** start of DATASET EXCERPTS **

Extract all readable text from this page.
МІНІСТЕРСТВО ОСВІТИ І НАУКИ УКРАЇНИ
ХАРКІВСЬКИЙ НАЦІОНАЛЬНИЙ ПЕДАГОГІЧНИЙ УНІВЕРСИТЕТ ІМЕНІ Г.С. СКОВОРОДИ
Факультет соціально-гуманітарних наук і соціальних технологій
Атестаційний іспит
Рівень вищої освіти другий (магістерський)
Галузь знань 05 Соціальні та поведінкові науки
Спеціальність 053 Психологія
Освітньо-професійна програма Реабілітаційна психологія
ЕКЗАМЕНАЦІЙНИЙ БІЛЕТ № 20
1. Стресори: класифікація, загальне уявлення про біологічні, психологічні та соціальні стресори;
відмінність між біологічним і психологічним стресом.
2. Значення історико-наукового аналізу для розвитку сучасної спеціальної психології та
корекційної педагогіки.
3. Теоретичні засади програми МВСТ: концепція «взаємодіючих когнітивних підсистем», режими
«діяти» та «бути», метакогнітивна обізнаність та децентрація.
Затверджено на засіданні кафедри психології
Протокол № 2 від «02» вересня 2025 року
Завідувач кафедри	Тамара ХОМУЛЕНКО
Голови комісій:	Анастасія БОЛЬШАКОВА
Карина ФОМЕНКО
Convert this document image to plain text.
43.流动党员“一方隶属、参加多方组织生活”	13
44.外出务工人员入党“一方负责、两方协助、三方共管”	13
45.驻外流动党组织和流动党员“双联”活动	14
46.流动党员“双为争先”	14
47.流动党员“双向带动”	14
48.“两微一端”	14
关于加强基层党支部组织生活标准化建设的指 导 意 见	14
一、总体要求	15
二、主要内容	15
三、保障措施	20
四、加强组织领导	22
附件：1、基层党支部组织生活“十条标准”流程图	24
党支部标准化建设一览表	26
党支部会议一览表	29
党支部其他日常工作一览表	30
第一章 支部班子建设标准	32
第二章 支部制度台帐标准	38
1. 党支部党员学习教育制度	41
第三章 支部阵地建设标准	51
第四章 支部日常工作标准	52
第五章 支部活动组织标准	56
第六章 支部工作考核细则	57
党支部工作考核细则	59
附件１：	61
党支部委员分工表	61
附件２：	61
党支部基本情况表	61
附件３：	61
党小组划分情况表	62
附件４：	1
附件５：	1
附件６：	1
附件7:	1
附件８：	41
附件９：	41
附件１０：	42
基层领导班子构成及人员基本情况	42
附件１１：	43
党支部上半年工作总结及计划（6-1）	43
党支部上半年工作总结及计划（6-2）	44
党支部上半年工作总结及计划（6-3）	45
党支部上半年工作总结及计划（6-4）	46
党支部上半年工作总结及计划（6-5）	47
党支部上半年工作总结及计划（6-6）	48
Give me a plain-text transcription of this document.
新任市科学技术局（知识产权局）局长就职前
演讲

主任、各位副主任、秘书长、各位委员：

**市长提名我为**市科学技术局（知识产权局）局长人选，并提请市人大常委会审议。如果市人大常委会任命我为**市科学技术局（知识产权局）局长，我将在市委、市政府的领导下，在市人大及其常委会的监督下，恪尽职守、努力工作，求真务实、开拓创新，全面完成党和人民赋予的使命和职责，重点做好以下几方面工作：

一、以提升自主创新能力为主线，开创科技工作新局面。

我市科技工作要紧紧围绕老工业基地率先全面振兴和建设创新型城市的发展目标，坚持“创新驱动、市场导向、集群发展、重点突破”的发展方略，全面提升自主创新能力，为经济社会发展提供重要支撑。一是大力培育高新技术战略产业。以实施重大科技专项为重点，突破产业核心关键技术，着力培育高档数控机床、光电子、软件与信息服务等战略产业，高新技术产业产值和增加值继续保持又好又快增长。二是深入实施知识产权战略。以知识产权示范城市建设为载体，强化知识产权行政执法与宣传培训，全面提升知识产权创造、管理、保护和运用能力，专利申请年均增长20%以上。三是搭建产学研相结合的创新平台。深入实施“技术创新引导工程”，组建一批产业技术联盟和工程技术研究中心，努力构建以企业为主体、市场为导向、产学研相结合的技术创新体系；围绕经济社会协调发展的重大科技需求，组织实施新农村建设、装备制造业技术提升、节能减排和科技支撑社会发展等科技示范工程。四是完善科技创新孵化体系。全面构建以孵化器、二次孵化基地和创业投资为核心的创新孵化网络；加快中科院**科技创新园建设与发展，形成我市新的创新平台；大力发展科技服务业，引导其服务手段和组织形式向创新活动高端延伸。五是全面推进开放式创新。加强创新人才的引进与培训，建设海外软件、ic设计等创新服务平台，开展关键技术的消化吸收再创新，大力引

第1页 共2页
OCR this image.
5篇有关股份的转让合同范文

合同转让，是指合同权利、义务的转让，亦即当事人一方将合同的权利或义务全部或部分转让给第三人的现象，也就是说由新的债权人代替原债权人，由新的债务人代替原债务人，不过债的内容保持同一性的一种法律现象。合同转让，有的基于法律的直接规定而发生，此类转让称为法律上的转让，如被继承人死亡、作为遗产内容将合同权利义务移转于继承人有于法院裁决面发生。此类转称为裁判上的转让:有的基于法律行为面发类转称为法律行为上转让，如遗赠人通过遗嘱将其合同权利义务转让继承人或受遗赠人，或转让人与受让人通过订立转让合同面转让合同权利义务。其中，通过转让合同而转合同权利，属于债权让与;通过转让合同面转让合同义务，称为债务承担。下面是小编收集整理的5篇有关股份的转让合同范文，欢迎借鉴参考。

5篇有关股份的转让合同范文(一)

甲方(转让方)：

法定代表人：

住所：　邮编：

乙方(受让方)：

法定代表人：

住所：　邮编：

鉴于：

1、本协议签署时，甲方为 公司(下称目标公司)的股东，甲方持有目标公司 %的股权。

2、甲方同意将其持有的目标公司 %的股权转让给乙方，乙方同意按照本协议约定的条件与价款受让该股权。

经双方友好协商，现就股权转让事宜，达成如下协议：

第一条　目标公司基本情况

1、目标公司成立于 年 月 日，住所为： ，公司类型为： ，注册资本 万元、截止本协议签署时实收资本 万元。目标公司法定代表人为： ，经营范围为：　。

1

** end of DATASET EXCERPTS **

- EXERCISE DETAILS:
Word for word, write out all of the data above.

- EXERCISE ANSWER:
Extract all readable text from this page.
МІНІСТЕРСТВО ОСВІТИ І НАУКИ УКРАЇНИ
ХАРКІВСЬКИЙ НАЦІОНАЛЬНИЙ ПЕДАГОГІЧНИЙ УНІВЕРСИТЕТ ІМЕНІ Г.С. СКОВОРОДИ
Факультет соціально-гуманітарних наук і соціальних технологій
Атестаційний іспит
Рівень вищої освіти другий (магістерський)
Галузь знань 05 Соціальні та поведінкові науки
Спеціальність 053 Психологія
Освітньо-професійна програма Реабілітаційна психологія
ЕКЗАМЕНАЦІЙНИЙ БІЛЕТ № 20
1. Стресори: класифікація, загальне уявлення про біологічні, психологічні та соціальні стресори;
відмінність між біологічним і психологічним стресом.
2. Значення історико-наукового аналізу для розвитку сучасної спеціальної психології та
корекційної педагогіки.
3. Теоретичні засади програми МВСТ: концепція «взаємодіючих когнітивних підсистем», режими
«діяти» та «бути», метакогнітивна обізнаність та децентрація.
Затверджено на засіданні кафедри психології
Протокол № 2 від «02» вересня 2025 року
Завідувач кафедри	Тамара ХОМУЛЕНКО
Голови комісій:	Анастасія БОЛЬШАКОВА
Карина ФОМЕНКО
Convert this document image to plain text.
43.流动党员“一方隶属、参加多方组织生活”	13
44.外出务工人员入党“一方负责、两方协助、三方共管”	13
45.驻外流动党组织和流动党员“双联”活动	14
46.流动党员“双为争先”	14
47.流动党员“双向带动”	14
48.“两微一端”	14
关于加强基层党支部组织生活标准化建设的指 导 意 见	14
一、总体要求	15
二、主要内容	15
三、保障措施	20
四、加强组织领导	22
附件：1、基层党支部组织生活“十条标准”流程图	24
党支部标准化建设一览表	26
党支部会议一览表	29
党支部其他日常工作一览表	30
第一章 支部班子建设标准	32
第二章 支部制度台帐标准	38
1. 党支部党员学习教育制度	41
第三章 支部阵地建设标准	51
第四章 支部日常工作标准	52
第五章 支部活动组织标准	56
第六章 支部工作考核细则	57
党支部工作考核细则	59
附件１：	61
党支部委员分工表	61
附件２：	61
党支部基本情况表	61
附件３：	61
党小组划分情况表	62
附件４：	1
附件５：	1
附件６：	1
附件7:	1
附件８：	41
附件９：	41
附件１０：	42
基层领导班子构成及人员基本情况	42
附件１１：	43
党支部上半年工作总结及计划（6-1）	43
党支部上半年工作总结及计划（6-2）	44
党支部上半年工作总结及计划（6-3）	45
党支部上半年工作总结及计划（6-4）	46
党支部上半年工作总结及计划（6-5）	47
党支部上半年工作总结及计划（6-6）	48
Give me a plain-text transcription of this document.
新任市科学技术局（知识产权局）局长就职前
演讲

主任、各位副主任、秘书长、各位委员：

**市长提名我为**市科学技术局（知识产权局）局长人选，并提请市人大常委会审议。如果市人大常委会任命我为**市科学技术局（知识产权局）局长，我将在市委、市政府的领导下，在市人大及其常委会的监督下，恪尽职守、努力工作，求真务实、开拓创新，全面完成党和人民赋予的使命和职责，重点做好以下几方面工作：

一、以提升自主创新能力为主线，开创科技工作新局面。

我市科技工作要紧紧围绕老工业基地率先全面振兴和建设创新型城市的发展目标，坚持“创新驱动、市场导向、集群发展、重点突破”的发展方略，全面提升自主创新能力，为经济社会发展提供重要支撑。一是大力培育高新技术战略产业。以实施重大科技专项为重点，突破产业核心关键技术，着力培育高档数控机床、光电子、软件与信息服务等战略产业，高新技术产业产值和增加值继续保持又好又快增长。二是深入实施知识产权战略。以知识产权示范城市建设为载体，强化知识产权行政执法与宣传培训，全面提升知识产权创造、管理、保护和运用能力，专利申请年均增长20%以上。三是搭建产学研相结合的创新平台。深入实施“技术创新引导工程”，组建一批产业技术联盟和工程技术研究中心，努力构建以企业为主体、市场为导向、产学研相结合的技术创新体系；围绕经济社会协调发展的重大科技需求，组织实施新农村建设、装备制造业技术提升、节能减排和科技支撑社会发展等科技示范工程。四是完善科技创新孵化体系。全面构建以孵化器、二次孵化基地和创业投资为核心的创新孵化网络；加快中科院**科技创新园建设与发展，形成我市新的创新平台；大力发展科技服务业，引导其服务手段和组织形式向创新活动高端延伸。五是全面推进开放式创新。加强创新人才的引进与培训，建设海外软件、ic设计等创新服务平台，开展关键技术的消化吸收再创新，大力引

第1页 共2页
OCR this image.
5篇有关股份的转让合同范文

合同转让，是指合同权利、义务的转让，亦即当事人一方将合同的权利或义务全部或部分转让给第三人的现象，也就是说由新的债权人代替原债权人，由新的债务人代替原债务人，不过债的内容保持同一性的一种法律现象。合同转让，有的基于法律的直接规定而发生，此类转让称为法律上的转让，如被继承人死亡、作为遗产内容将合同权利义务移转于继承人有于法院裁决面发生。此类转称为裁判上的转让:有的基于法律行为面发类转称为法律行为上转让，如遗赠人通过遗嘱将其合同权利义务转让继承人或受遗赠人，或转让人与受让人通过订立转让合同面转让合同权利义务。其中，通过转让合同而转合同权利，属于债权让与;通过转让合同面转让合同义务，称为债务承担。下面是小编收集整理的5篇有关股份的转让合同范文，欢迎借鉴参考。

5篇有关股份的转让合同范文(一)

甲方(转让方)：

法定代表人：

住所：　邮编：

乙方(受让方)：

法定代表人：

住所：　邮编：

鉴于：

1、本协议签署时，甲方为 公司(下称目标公司)的股东，甲方持有目标公司 %的股权。

2、甲方同意将其持有的目标公司 %的股权转让给乙方，乙方同意按照本协议约定的条件与价款受让该股权。

经双方友好协商，现就股权转让事宜，达成如下协议：

第一条　目标公司基本情况

1、目标公司成立于 年 月 日，住所为： ，公司类型为： ，注册资本 万元、截止本协议签署时实收资本 万元。目标公司法定代表人为： ，经营范围为：　。

1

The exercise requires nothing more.